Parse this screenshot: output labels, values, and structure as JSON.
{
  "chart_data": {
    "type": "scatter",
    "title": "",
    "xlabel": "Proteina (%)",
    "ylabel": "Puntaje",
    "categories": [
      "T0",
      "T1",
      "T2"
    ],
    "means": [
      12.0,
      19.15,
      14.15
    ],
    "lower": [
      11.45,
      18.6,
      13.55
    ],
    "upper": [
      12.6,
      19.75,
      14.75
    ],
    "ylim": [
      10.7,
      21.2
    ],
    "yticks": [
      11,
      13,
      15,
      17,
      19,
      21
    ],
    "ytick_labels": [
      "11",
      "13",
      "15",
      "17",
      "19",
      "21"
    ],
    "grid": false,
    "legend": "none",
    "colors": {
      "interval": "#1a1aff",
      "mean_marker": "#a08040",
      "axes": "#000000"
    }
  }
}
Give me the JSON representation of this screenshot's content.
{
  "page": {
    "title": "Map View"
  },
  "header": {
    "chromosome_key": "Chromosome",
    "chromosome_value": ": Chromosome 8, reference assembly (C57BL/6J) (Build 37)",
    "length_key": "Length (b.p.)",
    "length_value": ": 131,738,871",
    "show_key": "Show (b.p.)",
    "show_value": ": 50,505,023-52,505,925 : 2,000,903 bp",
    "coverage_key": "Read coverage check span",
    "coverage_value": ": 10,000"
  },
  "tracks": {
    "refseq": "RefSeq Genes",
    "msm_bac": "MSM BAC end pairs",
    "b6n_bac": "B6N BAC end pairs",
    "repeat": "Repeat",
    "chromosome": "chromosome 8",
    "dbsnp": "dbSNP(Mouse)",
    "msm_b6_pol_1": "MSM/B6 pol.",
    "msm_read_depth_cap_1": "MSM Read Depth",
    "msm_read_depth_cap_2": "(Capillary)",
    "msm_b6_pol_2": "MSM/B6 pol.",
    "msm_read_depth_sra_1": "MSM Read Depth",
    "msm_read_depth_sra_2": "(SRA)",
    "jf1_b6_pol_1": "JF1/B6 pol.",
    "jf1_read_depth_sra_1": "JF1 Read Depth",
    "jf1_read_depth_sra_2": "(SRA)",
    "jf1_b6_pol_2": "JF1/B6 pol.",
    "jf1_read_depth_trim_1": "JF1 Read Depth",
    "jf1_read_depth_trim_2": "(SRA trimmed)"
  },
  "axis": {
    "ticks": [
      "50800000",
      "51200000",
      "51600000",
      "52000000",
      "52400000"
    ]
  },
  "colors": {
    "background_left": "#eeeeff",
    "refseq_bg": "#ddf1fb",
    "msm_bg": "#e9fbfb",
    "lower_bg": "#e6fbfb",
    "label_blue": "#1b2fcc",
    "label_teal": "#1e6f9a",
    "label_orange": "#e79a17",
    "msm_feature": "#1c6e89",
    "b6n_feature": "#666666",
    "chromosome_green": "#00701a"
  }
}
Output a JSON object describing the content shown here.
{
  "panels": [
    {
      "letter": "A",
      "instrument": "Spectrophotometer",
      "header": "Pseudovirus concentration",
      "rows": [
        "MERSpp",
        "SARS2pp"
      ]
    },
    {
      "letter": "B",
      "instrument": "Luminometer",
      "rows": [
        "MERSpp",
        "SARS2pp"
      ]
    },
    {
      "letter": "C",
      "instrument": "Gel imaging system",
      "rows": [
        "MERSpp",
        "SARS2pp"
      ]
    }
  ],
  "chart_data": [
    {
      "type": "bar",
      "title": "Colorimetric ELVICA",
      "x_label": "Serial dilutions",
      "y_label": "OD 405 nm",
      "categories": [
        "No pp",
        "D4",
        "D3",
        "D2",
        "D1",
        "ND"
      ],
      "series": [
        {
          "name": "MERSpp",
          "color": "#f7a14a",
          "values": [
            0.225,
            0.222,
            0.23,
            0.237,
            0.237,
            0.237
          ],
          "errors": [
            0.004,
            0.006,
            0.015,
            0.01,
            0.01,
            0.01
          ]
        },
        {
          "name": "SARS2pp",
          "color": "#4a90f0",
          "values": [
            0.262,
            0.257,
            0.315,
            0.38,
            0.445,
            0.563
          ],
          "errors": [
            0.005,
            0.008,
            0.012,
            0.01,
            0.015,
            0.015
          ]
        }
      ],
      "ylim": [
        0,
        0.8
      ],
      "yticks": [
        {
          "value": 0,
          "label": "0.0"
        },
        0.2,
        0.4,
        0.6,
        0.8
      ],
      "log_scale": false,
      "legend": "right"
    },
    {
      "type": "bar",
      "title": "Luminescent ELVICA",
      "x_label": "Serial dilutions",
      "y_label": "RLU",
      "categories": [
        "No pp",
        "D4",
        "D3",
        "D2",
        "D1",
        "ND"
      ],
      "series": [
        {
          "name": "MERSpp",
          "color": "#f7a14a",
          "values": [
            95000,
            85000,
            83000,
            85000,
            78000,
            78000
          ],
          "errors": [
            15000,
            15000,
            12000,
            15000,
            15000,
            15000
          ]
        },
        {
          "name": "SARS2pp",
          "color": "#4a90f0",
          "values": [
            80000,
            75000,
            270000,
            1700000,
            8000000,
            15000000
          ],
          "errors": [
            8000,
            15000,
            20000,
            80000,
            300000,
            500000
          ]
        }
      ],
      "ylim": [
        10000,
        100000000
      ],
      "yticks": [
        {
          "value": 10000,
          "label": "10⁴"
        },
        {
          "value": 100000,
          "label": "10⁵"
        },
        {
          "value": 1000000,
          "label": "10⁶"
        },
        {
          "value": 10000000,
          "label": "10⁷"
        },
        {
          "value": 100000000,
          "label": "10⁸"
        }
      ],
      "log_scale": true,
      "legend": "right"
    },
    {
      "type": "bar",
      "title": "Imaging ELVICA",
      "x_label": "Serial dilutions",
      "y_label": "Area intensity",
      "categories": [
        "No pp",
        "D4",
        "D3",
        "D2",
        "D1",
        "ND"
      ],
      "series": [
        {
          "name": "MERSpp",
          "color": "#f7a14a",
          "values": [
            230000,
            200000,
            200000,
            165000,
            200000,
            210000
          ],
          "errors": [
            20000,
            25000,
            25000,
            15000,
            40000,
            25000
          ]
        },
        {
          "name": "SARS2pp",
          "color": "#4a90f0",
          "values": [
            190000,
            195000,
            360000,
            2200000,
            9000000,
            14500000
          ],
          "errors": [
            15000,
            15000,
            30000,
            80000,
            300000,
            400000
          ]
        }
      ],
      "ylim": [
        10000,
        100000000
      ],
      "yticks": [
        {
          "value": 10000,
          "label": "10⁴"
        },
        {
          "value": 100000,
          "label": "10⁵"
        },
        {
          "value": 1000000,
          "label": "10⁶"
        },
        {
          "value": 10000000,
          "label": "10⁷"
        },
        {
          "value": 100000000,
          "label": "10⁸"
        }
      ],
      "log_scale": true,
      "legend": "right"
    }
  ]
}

================================

TASK INSTRUCTIONS:
Without changing a single character, repeat each record.

YOUR RESPONSE:
Parse this screenshot: output labels, values, and structure as JSON.
{
  "chart_data": {
    "type": "scatter",
    "title": "",
    "xlabel": "Proteina (%)",
    "ylabel": "Puntaje",
    "categories": [
      "T0",
      "T1",
      "T2"
    ],
    "means": [
      12.0,
      19.15,
      14.15
    ],
    "lower": [
      11.45,
      18.6,
      13.55
    ],
    "upper": [
      12.6,
      19.75,
      14.75
    ],
    "ylim": [
      10.7,
      21.2
    ],
    "yticks": [
      11,
      13,
      15,
      17,
      19,
      21
    ],
    "ytick_labels": [
      "11",
      "13",
      "15",
      "17",
      "19",
      "21"
    ],
    "grid": false,
    "legend": "none",
    "colors": {
      "interval": "#1a1aff",
      "mean_marker": "#a08040",
      "axes": "#000000"
    }
  }
}
Give me the JSON representation of this screenshot's content.
{
  "page": {
    "title": "Map View"
  },
  "header": {
    "chromosome_key": "Chromosome",
    "chromosome_value": ": Chromosome 8, reference assembly (C57BL/6J) (Build 37)",
    "length_key": "Length (b.p.)",
    "length_value": ": 131,738,871",
    "show_key": "Show (b.p.)",
    "show_value": ": 50,505,023-52,505,925 : 2,000,903 bp",
    "coverage_key": "Read coverage check span",
    "coverage_value": ": 10,000"
  },
  "tracks": {
    "refseq": "RefSeq Genes",
    "msm_bac": "MSM BAC end pairs",
    "b6n_bac": "B6N BAC end pairs",
    "repeat": "Repeat",
    "chromosome": "chromosome 8",
    "dbsnp": "dbSNP(Mouse)",
    "msm_b6_pol_1": "MSM/B6 pol.",
    "msm_read_depth_cap_1": "MSM Read Depth",
    "msm_read_depth_cap_2": "(Capillary)",
    "msm_b6_pol_2": "MSM/B6 pol.",
    "msm_read_depth_sra_1": "MSM Read Depth",
    "msm_read_depth_sra_2": "(SRA)",
    "jf1_b6_pol_1": "JF1/B6 pol.",
    "jf1_read_depth_sra_1": "JF1 Read Depth",
    "jf1_read_depth_sra_2": "(SRA)",
    "jf1_b6_pol_2": "JF1/B6 pol.",
    "jf1_read_depth_trim_1": "JF1 Read Depth",
    "jf1_read_depth_trim_2": "(SRA trimmed)"
  },
  "axis": {
    "ticks": [
      "50800000",
      "51200000",
      "51600000",
      "52000000",
      "52400000"
    ]
  },
  "colors": {
    "background_left": "#eeeeff",
    "refseq_bg": "#ddf1fb",
    "msm_bg": "#e9fbfb",
    "lower_bg": "#e6fbfb",
    "label_blue": "#1b2fcc",
    "label_teal": "#1e6f9a",
    "label_orange": "#e79a17",
    "msm_feature": "#1c6e89",
    "b6n_feature": "#666666",
    "chromosome_green": "#00701a"
  }
}
Output a JSON object describing the content shown here.
{
  "panels": [
    {
      "letter": "A",
      "instrument": "Spectrophotometer",
      "header": "Pseudovirus concentration",
      "rows": [
        "MERSpp",
        "SARS2pp"
      ]
    },
    {
      "letter": "B",
      "instrument": "Luminometer",
      "rows": [
        "MERSpp",
        "SARS2pp"
      ]
    },
    {
      "letter": "C",
      "instrument": "Gel imaging system",
      "rows": [
        "MERSpp",
        "SARS2pp"
      ]
    }
  ],
  "chart_data": [
    {
      "type": "bar",
      "title": "Colorimetric ELVICA",
      "x_label": "Serial dilutions",
      "y_label": "OD 405 nm",
      "categories": [
        "No pp",
        "D4",
        "D3",
        "D2",
        "D1",
        "ND"
      ],
      "series": [
        {
          "name": "MERSpp",
          "color": "#f7a14a",
          "values": [
            0.225,
            0.222,
            0.23,
            0.237,
            0.237,
            0.237
          ],
          "errors": [
            0.004,
            0.006,
            0.015,
            0.01,
            0.01,
            0.01
          ]
        },
        {
          "name": "SARS2pp",
          "color": "#4a90f0",
          "values": [
            0.262,
            0.257,
            0.315,
            0.38,
            0.445,
            0.563
          ],
          "errors": [
            0.005,
            0.008,
            0.012,
            0.01,
            0.015,
            0.015
          ]
        }
      ],
      "ylim": [
        0,
        0.8
      ],
      "yticks": [
        {
          "value": 0,
          "label": "0.0"
        },
        0.2,
        0.4,
        0.6,
        0.8
      ],
      "log_scale": false,
      "legend": "right"
    },
    {
      "type": "bar",
      "title": "Luminescent ELVICA",
      "x_label": "Serial dilutions",
      "y_label": "RLU",
      "categories": [
        "No pp",
        "D4",
        "D3",
        "D2",
        "D1",
        "ND"
      ],
      "series": [
        {
          "name": "MERSpp",
          "color": "#f7a14a",
          "values": [
            95000,
            85000,
            83000,
            85000,
            78000,
            78000
          ],
          "errors": [
            15000,
            15000,
            12000,
            15000,
            15000,
            15000
          ]
        },
        {
          "name": "SARS2pp",
          "color": "#4a90f0",
          "values": [
            80000,
            75000,
            270000,
            1700000,
            8000000,
            15000000
          ],
          "errors": [
            8000,
            15000,
            20000,
            80000,
            300000,
            500000
          ]
        }
      ],
      "ylim": [
        10000,
        100000000
      ],
      "yticks": [
        {
          "value": 10000,
          "label": "10⁴"
        },
        {
          "value": 100000,
          "label": "10⁵"
        },
        {
          "value": 1000000,
          "label": "10⁶"
        },
        {
          "value": 10000000,
          "label": "10⁷"
        },
        {
          "value": 100000000,
          "label": "10⁸"
        }
      ],
      "log_scale": true,
      "legend": "right"
    },
    {
      "type": "bar",
      "title": "Imaging ELVICA",
      "x_label": "Serial dilutions",
      "y_label": "Area intensity",
      "categories": [
        "No pp",
        "D4",
        "D3",
        "D2",
        "D1",
        "ND"
      ],
      "series": [
        {
          "name": "MERSpp",
          "color": "#f7a14a",
          "values": [
            230000,
            200000,
            200000,
            165000,
            200000,
            210000
          ],
          "errors": [
            20000,
            25000,
            25000,
            15000,
            40000,
            25000
          ]
        },
        {
          "name": "SARS2pp",
          "color": "#4a90f0",
          "values": [
            190000,
            195000,
            360000,
            2200000,
            9000000,
            14500000
          ],
          "errors": [
            15000,
            15000,
            30000,
            80000,
            300000,
            400000
          ]
        }
      ],
      "ylim": [
        10000,
        100000000
      ],
      "yticks": [
        {
          "value": 10000,
          "label": "10⁴"
        },
        {
          "value": 100000,
          "label": "10⁵"
        },
        {
          "value": 1000000,
          "label": "10⁶"
        },
        {
          "value": 10000000,
          "label": "10⁷"
        },
        {
          "value": 100000000,
          "label": "10⁸"
        }
      ],
      "log_scale": true,
      "legend": "right"
    }
  ]
}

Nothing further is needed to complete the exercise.